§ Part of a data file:
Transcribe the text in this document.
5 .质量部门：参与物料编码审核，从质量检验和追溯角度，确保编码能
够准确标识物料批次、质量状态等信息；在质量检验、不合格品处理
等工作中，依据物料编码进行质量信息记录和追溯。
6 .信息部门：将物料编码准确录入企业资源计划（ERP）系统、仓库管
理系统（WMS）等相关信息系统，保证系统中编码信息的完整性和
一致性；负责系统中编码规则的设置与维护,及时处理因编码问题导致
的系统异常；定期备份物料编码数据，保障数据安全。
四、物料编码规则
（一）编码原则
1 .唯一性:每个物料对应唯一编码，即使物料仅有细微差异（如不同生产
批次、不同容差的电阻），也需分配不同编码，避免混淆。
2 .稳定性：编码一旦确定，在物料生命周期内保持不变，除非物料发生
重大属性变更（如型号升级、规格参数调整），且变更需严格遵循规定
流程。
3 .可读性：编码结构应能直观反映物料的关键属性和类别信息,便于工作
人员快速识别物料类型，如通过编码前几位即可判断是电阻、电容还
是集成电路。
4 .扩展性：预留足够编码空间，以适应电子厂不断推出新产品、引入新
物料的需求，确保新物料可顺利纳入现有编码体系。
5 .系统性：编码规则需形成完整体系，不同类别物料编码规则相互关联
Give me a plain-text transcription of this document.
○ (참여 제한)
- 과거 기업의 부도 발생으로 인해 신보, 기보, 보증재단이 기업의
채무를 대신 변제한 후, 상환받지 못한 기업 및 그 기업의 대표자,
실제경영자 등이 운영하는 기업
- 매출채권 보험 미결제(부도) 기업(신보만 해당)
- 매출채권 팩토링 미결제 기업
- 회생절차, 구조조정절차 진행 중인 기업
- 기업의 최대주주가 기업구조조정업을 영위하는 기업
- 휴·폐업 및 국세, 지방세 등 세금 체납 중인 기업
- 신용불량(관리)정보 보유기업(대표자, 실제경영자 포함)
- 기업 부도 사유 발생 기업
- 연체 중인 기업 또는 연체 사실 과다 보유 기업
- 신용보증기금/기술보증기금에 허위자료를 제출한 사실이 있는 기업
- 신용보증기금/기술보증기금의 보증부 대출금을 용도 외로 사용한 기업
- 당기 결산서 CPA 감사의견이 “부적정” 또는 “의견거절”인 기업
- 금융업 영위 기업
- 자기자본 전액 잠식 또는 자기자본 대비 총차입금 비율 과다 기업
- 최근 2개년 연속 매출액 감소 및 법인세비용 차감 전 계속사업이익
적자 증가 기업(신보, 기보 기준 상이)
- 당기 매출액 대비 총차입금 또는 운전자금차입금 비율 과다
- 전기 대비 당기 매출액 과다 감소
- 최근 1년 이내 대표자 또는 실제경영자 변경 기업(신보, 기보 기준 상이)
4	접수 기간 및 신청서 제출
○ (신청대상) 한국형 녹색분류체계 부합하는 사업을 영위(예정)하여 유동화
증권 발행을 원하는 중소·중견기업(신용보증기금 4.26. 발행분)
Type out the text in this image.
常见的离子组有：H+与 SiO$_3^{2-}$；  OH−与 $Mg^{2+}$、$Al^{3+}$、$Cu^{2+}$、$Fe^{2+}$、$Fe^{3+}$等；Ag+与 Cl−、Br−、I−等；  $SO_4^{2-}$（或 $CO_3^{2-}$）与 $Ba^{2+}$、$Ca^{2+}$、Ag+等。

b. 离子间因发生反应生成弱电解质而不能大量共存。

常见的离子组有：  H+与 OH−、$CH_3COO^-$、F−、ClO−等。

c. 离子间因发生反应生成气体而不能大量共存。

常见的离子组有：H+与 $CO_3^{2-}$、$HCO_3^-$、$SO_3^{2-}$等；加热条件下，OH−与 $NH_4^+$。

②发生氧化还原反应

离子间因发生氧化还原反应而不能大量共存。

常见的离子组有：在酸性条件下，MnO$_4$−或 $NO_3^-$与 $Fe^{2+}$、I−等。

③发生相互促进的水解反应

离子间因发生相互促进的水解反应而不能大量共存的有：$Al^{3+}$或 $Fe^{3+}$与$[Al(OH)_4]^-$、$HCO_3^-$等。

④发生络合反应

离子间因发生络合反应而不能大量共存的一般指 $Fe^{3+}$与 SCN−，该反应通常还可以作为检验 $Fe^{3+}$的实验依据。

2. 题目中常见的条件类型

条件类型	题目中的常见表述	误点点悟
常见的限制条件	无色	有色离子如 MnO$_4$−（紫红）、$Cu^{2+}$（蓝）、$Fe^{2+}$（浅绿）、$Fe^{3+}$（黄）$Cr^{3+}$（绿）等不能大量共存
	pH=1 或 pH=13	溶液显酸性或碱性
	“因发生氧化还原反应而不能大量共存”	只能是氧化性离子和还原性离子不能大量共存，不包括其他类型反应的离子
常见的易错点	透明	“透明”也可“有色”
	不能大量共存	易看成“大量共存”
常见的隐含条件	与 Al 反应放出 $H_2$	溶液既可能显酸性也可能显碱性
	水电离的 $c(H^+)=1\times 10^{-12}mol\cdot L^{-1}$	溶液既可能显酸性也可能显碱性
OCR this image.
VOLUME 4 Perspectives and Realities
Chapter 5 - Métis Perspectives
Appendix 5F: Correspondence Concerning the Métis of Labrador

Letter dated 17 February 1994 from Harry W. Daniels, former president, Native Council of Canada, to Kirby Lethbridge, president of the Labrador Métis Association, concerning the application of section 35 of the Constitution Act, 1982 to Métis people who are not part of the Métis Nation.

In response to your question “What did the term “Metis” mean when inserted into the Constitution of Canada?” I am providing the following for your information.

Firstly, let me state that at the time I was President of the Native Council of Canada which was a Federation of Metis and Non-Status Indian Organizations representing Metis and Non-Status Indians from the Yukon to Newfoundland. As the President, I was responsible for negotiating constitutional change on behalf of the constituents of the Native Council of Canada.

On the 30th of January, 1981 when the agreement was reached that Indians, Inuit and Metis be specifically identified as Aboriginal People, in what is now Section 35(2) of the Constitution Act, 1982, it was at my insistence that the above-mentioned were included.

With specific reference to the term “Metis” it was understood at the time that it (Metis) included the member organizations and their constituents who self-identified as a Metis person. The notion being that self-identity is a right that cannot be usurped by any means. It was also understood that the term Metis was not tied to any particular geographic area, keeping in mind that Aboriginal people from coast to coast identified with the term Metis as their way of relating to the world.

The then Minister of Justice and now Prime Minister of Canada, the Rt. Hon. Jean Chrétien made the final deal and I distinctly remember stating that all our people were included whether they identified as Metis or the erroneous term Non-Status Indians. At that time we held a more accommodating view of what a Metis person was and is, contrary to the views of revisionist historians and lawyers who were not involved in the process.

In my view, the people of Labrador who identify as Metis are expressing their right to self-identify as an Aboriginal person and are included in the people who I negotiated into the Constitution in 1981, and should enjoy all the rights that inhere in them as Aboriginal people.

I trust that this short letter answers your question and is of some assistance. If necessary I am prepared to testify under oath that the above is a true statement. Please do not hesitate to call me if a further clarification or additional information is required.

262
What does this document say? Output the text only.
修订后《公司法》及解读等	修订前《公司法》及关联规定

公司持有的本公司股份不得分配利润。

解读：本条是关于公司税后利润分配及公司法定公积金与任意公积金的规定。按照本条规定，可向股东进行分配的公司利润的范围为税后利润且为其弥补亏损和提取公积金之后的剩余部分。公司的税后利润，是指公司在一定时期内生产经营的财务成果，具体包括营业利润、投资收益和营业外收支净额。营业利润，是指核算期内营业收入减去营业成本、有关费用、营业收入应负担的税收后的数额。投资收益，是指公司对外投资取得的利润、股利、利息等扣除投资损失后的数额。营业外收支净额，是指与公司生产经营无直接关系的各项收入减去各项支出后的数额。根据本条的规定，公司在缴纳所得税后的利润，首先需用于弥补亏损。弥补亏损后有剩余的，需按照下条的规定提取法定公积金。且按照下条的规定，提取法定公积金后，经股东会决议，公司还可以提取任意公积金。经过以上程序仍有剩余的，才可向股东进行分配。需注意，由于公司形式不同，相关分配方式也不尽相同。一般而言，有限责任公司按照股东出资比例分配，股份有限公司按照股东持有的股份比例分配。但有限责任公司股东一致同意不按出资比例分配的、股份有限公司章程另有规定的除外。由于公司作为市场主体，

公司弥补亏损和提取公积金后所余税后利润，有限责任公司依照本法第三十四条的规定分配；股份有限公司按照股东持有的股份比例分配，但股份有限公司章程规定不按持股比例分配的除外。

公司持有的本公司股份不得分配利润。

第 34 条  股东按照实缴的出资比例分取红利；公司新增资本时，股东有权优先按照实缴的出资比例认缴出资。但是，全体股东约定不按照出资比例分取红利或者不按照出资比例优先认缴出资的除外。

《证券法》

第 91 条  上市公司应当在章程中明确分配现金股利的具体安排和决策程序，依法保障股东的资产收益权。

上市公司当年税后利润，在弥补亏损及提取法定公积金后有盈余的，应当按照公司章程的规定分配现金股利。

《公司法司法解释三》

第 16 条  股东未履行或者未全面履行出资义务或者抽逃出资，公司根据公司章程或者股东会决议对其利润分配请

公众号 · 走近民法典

§ STATED GOAL: Pick each line holding the word "실제경영자" out of the listing.

§ FULL OUTPUT:
실제경영자 등이 운영하는 기업
- 신용불량(관리)정보 보유기업(대표자, 실제경영자 포함)
- 최근 1년 이내 대표자 또는 실제경영자 변경 기업(신보, 기보 기준 상이)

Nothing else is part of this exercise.